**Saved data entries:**

------

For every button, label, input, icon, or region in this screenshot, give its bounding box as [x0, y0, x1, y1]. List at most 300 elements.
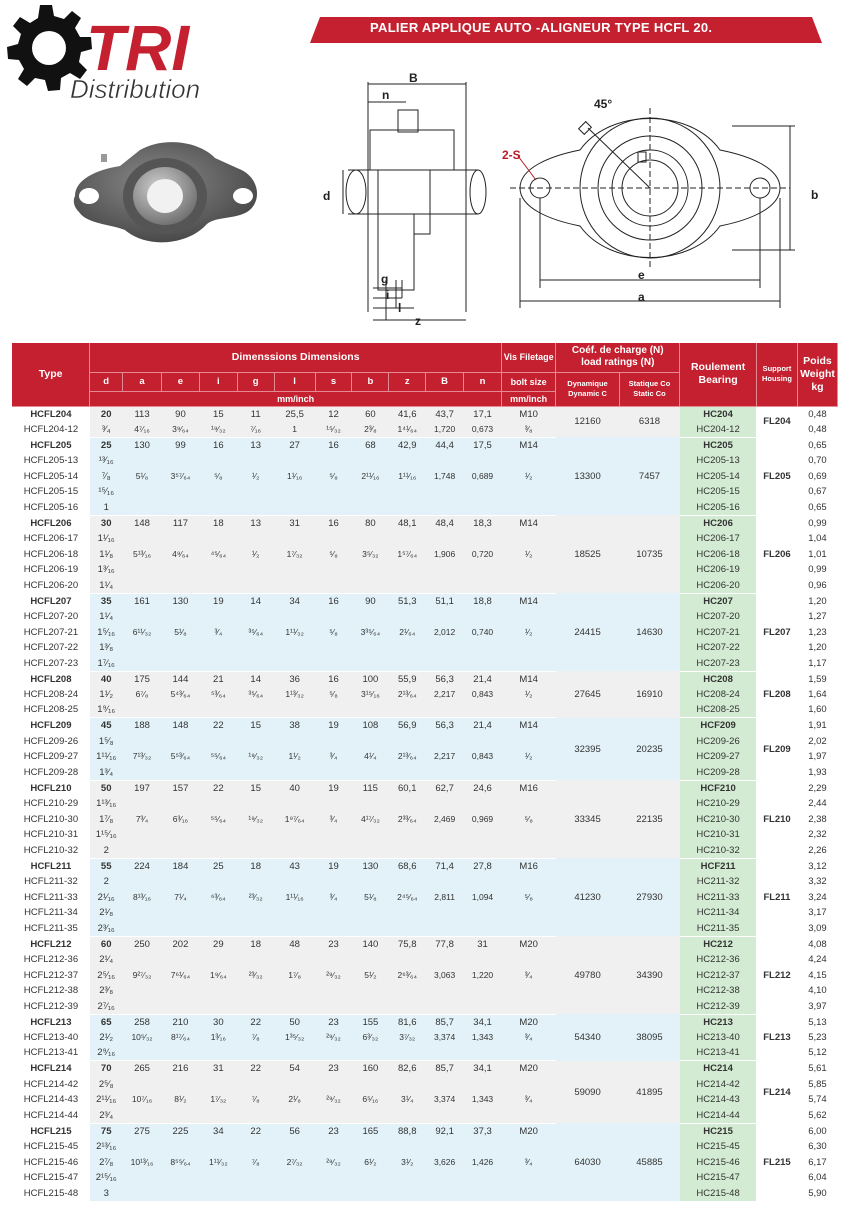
cell-a	[123, 562, 162, 578]
bearing-cell: HC209-27	[680, 749, 757, 765]
cell-B	[426, 500, 464, 516]
cell-s	[315, 1108, 352, 1124]
bearing-cell: HCF210	[680, 780, 757, 796]
cell-d: 2³⁄₄	[90, 1108, 123, 1124]
weight-cell: 0,65	[797, 500, 837, 516]
header-dynamic	[556, 372, 619, 406]
dim-label-d: d	[323, 189, 331, 203]
cell-g	[237, 609, 274, 625]
cell-d: 65	[90, 1014, 123, 1030]
weight-cell: 1,59	[797, 671, 837, 687]
weight-cell: 1,91	[797, 718, 837, 734]
weight-cell: 3,09	[797, 921, 837, 937]
cell-z	[389, 484, 426, 500]
dim-label-n: n	[382, 88, 390, 102]
cell-i	[199, 453, 237, 469]
cell-B: 2,012	[426, 624, 464, 640]
cell-e: 202	[162, 936, 200, 952]
cell-g: 22	[237, 1061, 274, 1077]
cell-i: ⁵⁵⁄₆₄	[199, 749, 237, 765]
cell-z	[389, 827, 426, 843]
cell-z: 42,9	[389, 437, 426, 453]
cell-l: 31	[274, 515, 315, 531]
cell-a	[123, 921, 162, 937]
cell-bolt	[502, 765, 556, 781]
cell-d: 1³⁄₈	[90, 640, 123, 656]
weight-cell: 2,02	[797, 733, 837, 749]
cell-s	[315, 656, 352, 672]
cell-bolt	[502, 1108, 556, 1124]
table-row	[12, 687, 838, 703]
weight-cell: 2,44	[797, 796, 837, 812]
cell-i: 18	[199, 515, 237, 531]
bearing-cell: HC207-23	[680, 656, 757, 672]
cell-n	[464, 1139, 502, 1155]
cell-l: 2⁷⁄₃₂	[274, 1155, 315, 1171]
header-weight-unit: kg	[811, 380, 824, 393]
dynamic-load: 64030	[556, 1123, 619, 1201]
cell-l	[274, 1170, 315, 1186]
cell-B	[426, 640, 464, 656]
cell-g: 15	[237, 780, 274, 796]
cell-n: 1,220	[464, 967, 502, 983]
cell-g: ¹⁄₂	[237, 546, 274, 562]
cell-i	[199, 796, 237, 812]
cell-z: 2¹³⁄₆₄	[389, 749, 426, 765]
type-cell: HCFL212-39	[12, 999, 90, 1015]
spec-group-fl205	[12, 437, 838, 515]
cell-b	[352, 827, 389, 843]
cell-a: 6⁷⁄₈	[123, 687, 162, 703]
header-col-d: d	[90, 372, 123, 391]
cell-s	[315, 500, 352, 516]
cell-e: 144	[162, 671, 200, 687]
table-row	[12, 1155, 838, 1171]
cell-b: 6³⁄₃₂	[352, 1030, 389, 1046]
table-row	[12, 593, 838, 609]
type-cell: HCFL207-21	[12, 624, 90, 640]
cell-B: 85,7	[426, 1061, 464, 1077]
table-row	[12, 718, 838, 734]
weight-cell: 2,29	[797, 780, 837, 796]
cell-bolt	[502, 702, 556, 718]
cell-s	[315, 1045, 352, 1061]
cell-a	[123, 500, 162, 516]
cell-s: ⁵⁄₈	[315, 687, 352, 703]
cell-g: 18	[237, 936, 274, 952]
table-row	[12, 1186, 838, 1202]
cell-a: 250	[123, 936, 162, 952]
header-col-a: a	[123, 372, 162, 391]
cell-z	[389, 1139, 426, 1155]
bearing-cell: HC212-39	[680, 999, 757, 1015]
cell-bolt: M20	[502, 1123, 556, 1139]
header-col-b: b	[352, 372, 389, 391]
cell-b: 2¹¹⁄₁₆	[352, 468, 389, 484]
cell-i	[199, 640, 237, 656]
cell-z	[389, 874, 426, 890]
cell-a: 5¹⁄₈	[123, 468, 162, 484]
cell-d: 1¹¹⁄₁₆	[90, 749, 123, 765]
cell-l: 54	[274, 1061, 315, 1077]
spec-group-fl207	[12, 593, 838, 671]
weight-cell: 0,48	[797, 406, 837, 422]
cell-b	[352, 578, 389, 594]
cell-d: 1⁷⁄₁₆	[90, 656, 123, 672]
cell-B: 62,7	[426, 780, 464, 796]
cell-e	[162, 1170, 200, 1186]
cell-e: 3⁹⁄₆₄	[162, 422, 200, 438]
cell-z	[389, 453, 426, 469]
cell-g: 13	[237, 515, 274, 531]
cell-d: 2⁵⁄₈	[90, 1077, 123, 1093]
table-row	[12, 952, 838, 968]
bearing-cell: HC206	[680, 515, 757, 531]
cell-bolt: ³⁄₄	[502, 1155, 556, 1171]
cell-d: 45	[90, 718, 123, 734]
cell-s	[315, 1139, 352, 1155]
cell-bolt: ¹⁄₂	[502, 468, 556, 484]
cell-b	[352, 983, 389, 999]
bearing-cell: HC205-15	[680, 484, 757, 500]
cell-d: 1³⁄₁₆	[90, 562, 123, 578]
cell-a	[123, 999, 162, 1015]
header-dimensions: Dimenssions Dimensions	[90, 343, 502, 372]
type-cell: HCFL215-46	[12, 1155, 90, 1171]
cell-s	[315, 905, 352, 921]
type-cell: HCFL211-32	[12, 874, 90, 890]
table-row	[12, 780, 838, 796]
cell-s	[315, 702, 352, 718]
cell-n: 0,843	[464, 687, 502, 703]
weight-cell: 5,12	[797, 1045, 837, 1061]
cell-B	[426, 1108, 464, 1124]
header-load	[556, 343, 680, 372]
bearing-cell: HC205	[680, 437, 757, 453]
header-dyn-fr: Dynamique	[567, 379, 608, 388]
cell-d: 2⁵⁄₁₆	[90, 967, 123, 983]
weight-cell: 4,08	[797, 936, 837, 952]
cell-a	[123, 640, 162, 656]
housing-cell: FL205	[756, 437, 797, 515]
cell-z	[389, 952, 426, 968]
spec-group-fl204	[12, 406, 838, 437]
dim-label-angle: 45°	[594, 97, 613, 111]
weight-cell: 0,99	[797, 562, 837, 578]
cell-s: 23	[315, 1014, 352, 1030]
cell-z	[389, 500, 426, 516]
cell-a: 224	[123, 858, 162, 874]
cell-n	[464, 609, 502, 625]
cell-l: 1¹¹⁄₁₆	[274, 889, 315, 905]
cell-b	[352, 609, 389, 625]
cell-a: 130	[123, 437, 162, 453]
cell-l	[274, 609, 315, 625]
static-load: 45885	[619, 1123, 679, 1201]
dim-label-z: z	[415, 314, 421, 328]
cell-z: 1¹¹⁄₁₆	[389, 468, 426, 484]
cell-d: 2¹⁄₁₆	[90, 889, 123, 905]
cell-b: 115	[352, 780, 389, 796]
bearing-cell: HC214-44	[680, 1108, 757, 1124]
cell-d: 2¹⁵⁄₁₆	[90, 1170, 123, 1186]
cell-B: 43,7	[426, 406, 464, 422]
cell-b: 5¹⁄₂	[352, 967, 389, 983]
cell-a	[123, 796, 162, 812]
cell-b	[352, 1045, 389, 1061]
cell-b	[352, 656, 389, 672]
cell-B: 44,4	[426, 437, 464, 453]
type-cell: HCFL205-13	[12, 453, 90, 469]
cell-d: 1⁹⁄₁₆	[90, 702, 123, 718]
cell-a	[123, 702, 162, 718]
table-row	[12, 936, 838, 952]
bearing-cell: HC210-31	[680, 827, 757, 843]
table-row	[12, 546, 838, 562]
type-cell: HCFL214-42	[12, 1077, 90, 1093]
cell-g	[237, 1108, 274, 1124]
cell-a	[123, 1139, 162, 1155]
type-cell: HCFL207-22	[12, 640, 90, 656]
header-bearing-fr: Roulement	[690, 361, 746, 374]
cell-z: 82,6	[389, 1061, 426, 1077]
cell-n: 37,3	[464, 1123, 502, 1139]
dynamic-load: 33345	[556, 780, 619, 858]
cell-s	[315, 640, 352, 656]
cell-z	[389, 796, 426, 812]
cell-n: 1,343	[464, 1092, 502, 1108]
cell-g: 14	[237, 593, 274, 609]
table-row	[12, 749, 838, 765]
logo-text-tri: TRI	[86, 12, 190, 84]
table-row	[12, 1123, 838, 1139]
cell-B: 56,3	[426, 718, 464, 734]
cell-n	[464, 921, 502, 937]
table-row	[12, 827, 838, 843]
cell-s: 12	[315, 406, 352, 422]
table-row	[12, 437, 838, 453]
table-row	[12, 406, 838, 422]
header-col-z: z	[389, 372, 426, 391]
weight-cell: 1,20	[797, 593, 837, 609]
cell-a	[123, 983, 162, 999]
cell-e: 5⁴³⁄₆₄	[162, 687, 200, 703]
cell-e	[162, 1186, 200, 1202]
cell-l	[274, 453, 315, 469]
weight-cell: 0,48	[797, 422, 837, 438]
cell-l: 38	[274, 718, 315, 734]
table-row	[12, 562, 838, 578]
cell-l: 1⁷⁄₃₂	[274, 546, 315, 562]
cell-d: 1¹⁄₁₆	[90, 531, 123, 547]
dynamic-load: 24415	[556, 593, 619, 671]
header-load-fr: Coéf. de charge (N)	[571, 345, 664, 357]
cell-d: 60	[90, 936, 123, 952]
cell-b: 3³⁵⁄₆₄	[352, 624, 389, 640]
cell-n	[464, 531, 502, 547]
type-cell: HCFL209-27	[12, 749, 90, 765]
cell-n: 21,4	[464, 718, 502, 734]
cell-a: 197	[123, 780, 162, 796]
header-bearing-en: Bearing	[698, 374, 738, 387]
type-cell: HCFL214	[12, 1061, 90, 1077]
cell-l	[274, 578, 315, 594]
cell-b: 100	[352, 671, 389, 687]
cell-i	[199, 952, 237, 968]
cell-a	[123, 578, 162, 594]
type-cell: HCFL206	[12, 515, 90, 531]
cell-i: ⁵⁵⁄₆₄	[199, 811, 237, 827]
cell-l: 1⁹⁷⁄₆₄	[274, 811, 315, 827]
cell-bolt: M16	[502, 858, 556, 874]
cell-a: 5¹³⁄₁₆	[123, 546, 162, 562]
cell-n	[464, 827, 502, 843]
type-cell: HCFL212-37	[12, 967, 90, 983]
cell-l: 34	[274, 593, 315, 609]
cell-d: 1⁵⁄₁₆	[90, 624, 123, 640]
cell-a: 175	[123, 671, 162, 687]
weight-cell: 1,20	[797, 640, 837, 656]
cell-e	[162, 874, 200, 890]
cell-B	[426, 1139, 464, 1155]
cell-e: 117	[162, 515, 200, 531]
bearing-cell: HC214	[680, 1061, 757, 1077]
cell-z: 41,6	[389, 406, 426, 422]
cell-e: 5¹⁄₈	[162, 624, 200, 640]
table-row	[12, 983, 838, 999]
type-cell: HCFL210-31	[12, 827, 90, 843]
bearing-cell: HC208-24	[680, 687, 757, 703]
cell-e	[162, 656, 200, 672]
cell-d: ³⁄₄	[90, 422, 123, 438]
table-row	[12, 733, 838, 749]
cell-B	[426, 531, 464, 547]
cell-B	[426, 1077, 464, 1093]
cell-n	[464, 562, 502, 578]
cell-b: 130	[352, 858, 389, 874]
cell-z: 3¹⁄₂	[389, 1155, 426, 1171]
cell-s	[315, 921, 352, 937]
cell-bolt	[502, 1186, 556, 1202]
cell-l	[274, 562, 315, 578]
cell-z: 88,8	[389, 1123, 426, 1139]
cell-b: 6¹⁄₂	[352, 1155, 389, 1171]
cell-n: 18,3	[464, 515, 502, 531]
weight-cell: 1,17	[797, 656, 837, 672]
bearing-cell: HC209-28	[680, 765, 757, 781]
bearing-cell: HC207-20	[680, 609, 757, 625]
weight-cell: 3,32	[797, 874, 837, 890]
cell-g: 18	[237, 858, 274, 874]
type-cell: HCFL205	[12, 437, 90, 453]
header-weight-en: Weight	[800, 367, 835, 380]
header-bearing	[680, 343, 757, 406]
cell-bolt	[502, 796, 556, 812]
type-cell: HCFL211-35	[12, 921, 90, 937]
cell-n: 17,1	[464, 406, 502, 422]
cell-n	[464, 983, 502, 999]
type-cell: HCFL213-41	[12, 1045, 90, 1061]
cell-bolt	[502, 827, 556, 843]
cell-i	[199, 500, 237, 516]
table-row	[12, 422, 838, 438]
cell-s: 23	[315, 936, 352, 952]
cell-b: 3¹⁵⁄₁₆	[352, 687, 389, 703]
cell-s	[315, 952, 352, 968]
cell-g	[237, 656, 274, 672]
cell-n: 0,740	[464, 624, 502, 640]
weight-cell: 5,62	[797, 1108, 837, 1124]
table-row	[12, 1170, 838, 1186]
cell-bolt	[502, 578, 556, 594]
cell-d: 2¹⁄₂	[90, 1030, 123, 1046]
cell-b: 160	[352, 1061, 389, 1077]
cell-i: 1³⁄₁₆	[199, 1030, 237, 1046]
cell-l	[274, 983, 315, 999]
header-col-s: s	[315, 372, 352, 391]
cell-bolt	[502, 733, 556, 749]
cell-bolt: M20	[502, 1061, 556, 1077]
cell-b: 5¹⁄₈	[352, 889, 389, 905]
cell-d: 30	[90, 515, 123, 531]
weight-cell: 1,23	[797, 624, 837, 640]
header-static	[619, 372, 679, 406]
cell-l	[274, 905, 315, 921]
cell-s	[315, 999, 352, 1015]
cell-l: 1⁷⁄₈	[274, 967, 315, 983]
cell-g	[237, 578, 274, 594]
cell-e	[162, 905, 200, 921]
cell-b	[352, 1139, 389, 1155]
dynamic-load: 41230	[556, 858, 619, 936]
cell-n: 0,673	[464, 422, 502, 438]
cell-a	[123, 733, 162, 749]
cell-n	[464, 952, 502, 968]
cell-s: 19	[315, 718, 352, 734]
cell-B	[426, 562, 464, 578]
housing-cell: FL207	[756, 593, 797, 671]
cell-i: 22	[199, 718, 237, 734]
cell-z: 51,3	[389, 593, 426, 609]
cell-bolt: M10	[502, 406, 556, 422]
cell-e: 99	[162, 437, 200, 453]
cell-a: 10⁷⁄₁₆	[123, 1092, 162, 1108]
housing-cell: FL210	[756, 780, 797, 858]
cell-bolt	[502, 453, 556, 469]
static-load: 16910	[619, 671, 679, 718]
cell-z: 60,1	[389, 780, 426, 796]
static-load: 6318	[619, 406, 679, 437]
cell-l	[274, 952, 315, 968]
cell-i	[199, 843, 237, 859]
page-title: PALIER APPLIQUE AUTO -ALIGNEUR TYPE HCFL 20.	[370, 20, 713, 35]
cell-g	[237, 843, 274, 859]
cell-d: 2³⁄₈	[90, 983, 123, 999]
cell-z	[389, 1045, 426, 1061]
cell-l	[274, 827, 315, 843]
cell-b: 68	[352, 437, 389, 453]
cell-l	[274, 843, 315, 859]
cell-d: 1	[90, 500, 123, 516]
header-bolt-fr: Vis Filetage	[502, 343, 556, 372]
table-row	[12, 453, 838, 469]
type-cell: HCFL211	[12, 858, 90, 874]
table-row	[12, 843, 838, 859]
cell-g	[237, 562, 274, 578]
cell-s: ²⁹⁄₃₂	[315, 1030, 352, 1046]
cell-n	[464, 733, 502, 749]
table-row	[12, 484, 838, 500]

------

**Exercise goal:**
Pull out each line in the rows above that contains the string "group". Case counts.

**Solution to the exercise:**
spec-group-fl205	[12, 437, 838, 515]
spec-group-fl207	[12, 593, 838, 671]
spec-group-fl204	[12, 406, 838, 437]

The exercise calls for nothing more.